[DATASET RECORDS]

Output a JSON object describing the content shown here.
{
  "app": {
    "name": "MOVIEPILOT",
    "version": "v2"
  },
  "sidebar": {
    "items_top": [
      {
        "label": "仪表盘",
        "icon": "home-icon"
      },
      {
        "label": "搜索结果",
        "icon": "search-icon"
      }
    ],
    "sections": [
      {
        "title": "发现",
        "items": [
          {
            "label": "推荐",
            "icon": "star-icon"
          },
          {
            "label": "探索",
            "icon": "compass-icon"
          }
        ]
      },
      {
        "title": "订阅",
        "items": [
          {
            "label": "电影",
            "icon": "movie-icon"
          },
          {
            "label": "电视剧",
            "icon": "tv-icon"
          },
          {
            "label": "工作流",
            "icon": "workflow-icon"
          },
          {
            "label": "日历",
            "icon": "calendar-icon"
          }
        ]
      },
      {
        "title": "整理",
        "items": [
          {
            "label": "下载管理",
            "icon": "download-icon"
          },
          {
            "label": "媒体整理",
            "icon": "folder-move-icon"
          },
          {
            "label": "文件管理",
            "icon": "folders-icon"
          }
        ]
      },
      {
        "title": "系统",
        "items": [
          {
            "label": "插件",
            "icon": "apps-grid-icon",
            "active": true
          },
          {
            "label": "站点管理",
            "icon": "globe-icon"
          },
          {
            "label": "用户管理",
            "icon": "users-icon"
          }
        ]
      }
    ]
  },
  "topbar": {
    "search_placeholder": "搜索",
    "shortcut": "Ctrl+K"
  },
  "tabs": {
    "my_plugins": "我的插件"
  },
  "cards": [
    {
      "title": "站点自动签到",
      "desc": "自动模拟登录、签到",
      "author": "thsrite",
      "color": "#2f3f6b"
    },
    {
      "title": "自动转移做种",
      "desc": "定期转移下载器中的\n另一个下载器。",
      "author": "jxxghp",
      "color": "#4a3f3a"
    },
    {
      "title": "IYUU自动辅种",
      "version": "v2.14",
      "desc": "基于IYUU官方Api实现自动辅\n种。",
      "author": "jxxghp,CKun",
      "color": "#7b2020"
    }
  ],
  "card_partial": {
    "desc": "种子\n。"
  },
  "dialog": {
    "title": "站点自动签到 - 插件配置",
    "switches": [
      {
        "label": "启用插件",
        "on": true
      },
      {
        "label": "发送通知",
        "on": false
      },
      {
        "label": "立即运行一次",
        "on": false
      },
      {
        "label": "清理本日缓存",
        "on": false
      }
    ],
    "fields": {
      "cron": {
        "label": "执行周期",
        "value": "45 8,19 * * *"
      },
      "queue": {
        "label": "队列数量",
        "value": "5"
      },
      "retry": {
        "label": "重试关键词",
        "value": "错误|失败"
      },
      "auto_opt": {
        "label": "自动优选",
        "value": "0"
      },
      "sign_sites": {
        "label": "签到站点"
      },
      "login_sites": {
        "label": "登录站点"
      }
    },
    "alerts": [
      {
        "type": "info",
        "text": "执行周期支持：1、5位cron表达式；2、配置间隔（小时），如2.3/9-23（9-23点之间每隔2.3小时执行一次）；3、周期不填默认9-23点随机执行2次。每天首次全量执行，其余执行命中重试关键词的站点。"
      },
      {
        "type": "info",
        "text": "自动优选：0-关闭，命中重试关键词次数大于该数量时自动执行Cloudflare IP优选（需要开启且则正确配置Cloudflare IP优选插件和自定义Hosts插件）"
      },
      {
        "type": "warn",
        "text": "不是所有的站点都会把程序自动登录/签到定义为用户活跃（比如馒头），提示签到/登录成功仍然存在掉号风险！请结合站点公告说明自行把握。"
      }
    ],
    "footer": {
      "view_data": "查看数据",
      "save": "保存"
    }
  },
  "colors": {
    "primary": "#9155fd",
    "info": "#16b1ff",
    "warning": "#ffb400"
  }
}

[EXERCISE DETAILS]
Using the listing above, retype each line exactly.

[FINAL ANSWER]
Output a JSON object describing the content shown here.
{
  "app": {
    "name": "MOVIEPILOT",
    "version": "v2"
  },
  "sidebar": {
    "items_top": [
      {
        "label": "仪表盘",
        "icon": "home-icon"
      },
      {
        "label": "搜索结果",
        "icon": "search-icon"
      }
    ],
    "sections": [
      {
        "title": "发现",
        "items": [
          {
            "label": "推荐",
            "icon": "star-icon"
          },
          {
            "label": "探索",
            "icon": "compass-icon"
          }
        ]
      },
      {
        "title": "订阅",
        "items": [
          {
            "label": "电影",
            "icon": "movie-icon"
          },
          {
            "label": "电视剧",
            "icon": "tv-icon"
          },
          {
            "label": "工作流",
            "icon": "workflow-icon"
          },
          {
            "label": "日历",
            "icon": "calendar-icon"
          }
        ]
      },
      {
        "title": "整理",
        "items": [
          {
            "label": "下载管理",
            "icon": "download-icon"
          },
          {
            "label": "媒体整理",
            "icon": "folder-move-icon"
          },
          {
            "label": "文件管理",
            "icon": "folders-icon"
          }
        ]
      },
      {
        "title": "系统",
        "items": [
          {
            "label": "插件",
            "icon": "apps-grid-icon",
            "active": true
          },
          {
            "label": "站点管理",
            "icon": "globe-icon"
          },
          {
            "label": "用户管理",
            "icon": "users-icon"
          }
        ]
      }
    ]
  },
  "topbar": {
    "search_placeholder": "搜索",
    "shortcut": "Ctrl+K"
  },
  "tabs": {
    "my_plugins": "我的插件"
  },
  "cards": [
    {
      "title": "站点自动签到",
      "desc": "自动模拟登录、签到",
      "author": "thsrite",
      "color": "#2f3f6b"
    },
    {
      "title": "自动转移做种",
      "desc": "定期转移下载器中的\n另一个下载器。",
      "author": "jxxghp",
      "color": "#4a3f3a"
    },
    {
      "title": "IYUU自动辅种",
      "version": "v2.14",
      "desc": "基于IYUU官方Api实现自动辅\n种。",
      "author": "jxxghp,CKun",
      "color": "#7b2020"
    }
  ],
  "card_partial": {
    "desc": "种子\n。"
  },
  "dialog": {
    "title": "站点自动签到 - 插件配置",
    "switches": [
      {
        "label": "启用插件",
        "on": true
      },
      {
        "label": "发送通知",
        "on": false
      },
      {
        "label": "立即运行一次",
        "on": false
      },
      {
        "label": "清理本日缓存",
        "on": false
      }
    ],
    "fields": {
      "cron": {
        "label": "执行周期",
        "value": "45 8,19 * * *"
      },
      "queue": {
        "label": "队列数量",
        "value": "5"
      },
      "retry": {
        "label": "重试关键词",
        "value": "错误|失败"
      },
      "auto_opt": {
        "label": "自动优选",
        "value": "0"
      },
      "sign_sites": {
        "label": "签到站点"
      },
      "login_sites": {
        "label": "登录站点"
      }
    },
    "alerts": [
      {
        "type": "info",
        "text": "执行周期支持：1、5位cron表达式；2、配置间隔（小时），如2.3/9-23（9-23点之间每隔2.3小时执行一次）；3、周期不填默认9-23点随机执行2次。每天首次全量执行，其余执行命中重试关键词的站点。"
      },
      {
        "type": "info",
        "text": "自动优选：0-关闭，命中重试关键词次数大于该数量时自动执行Cloudflare IP优选（需要开启且则正确配置Cloudflare IP优选插件和自定义Hosts插件）"
      },
      {
        "type": "warn",
        "text": "不是所有的站点都会把程序自动登录/签到定义为用户活跃（比如馒头），提示签到/登录成功仍然存在掉号风险！请结合站点公告说明自行把握。"
      }
    ],
    "footer": {
      "view_data": "查看数据",
      "save": "保存"
    }
  },
  "colors": {
    "primary": "#9155fd",
    "info": "#16b1ff",
    "warning": "#ffb400"
  }
}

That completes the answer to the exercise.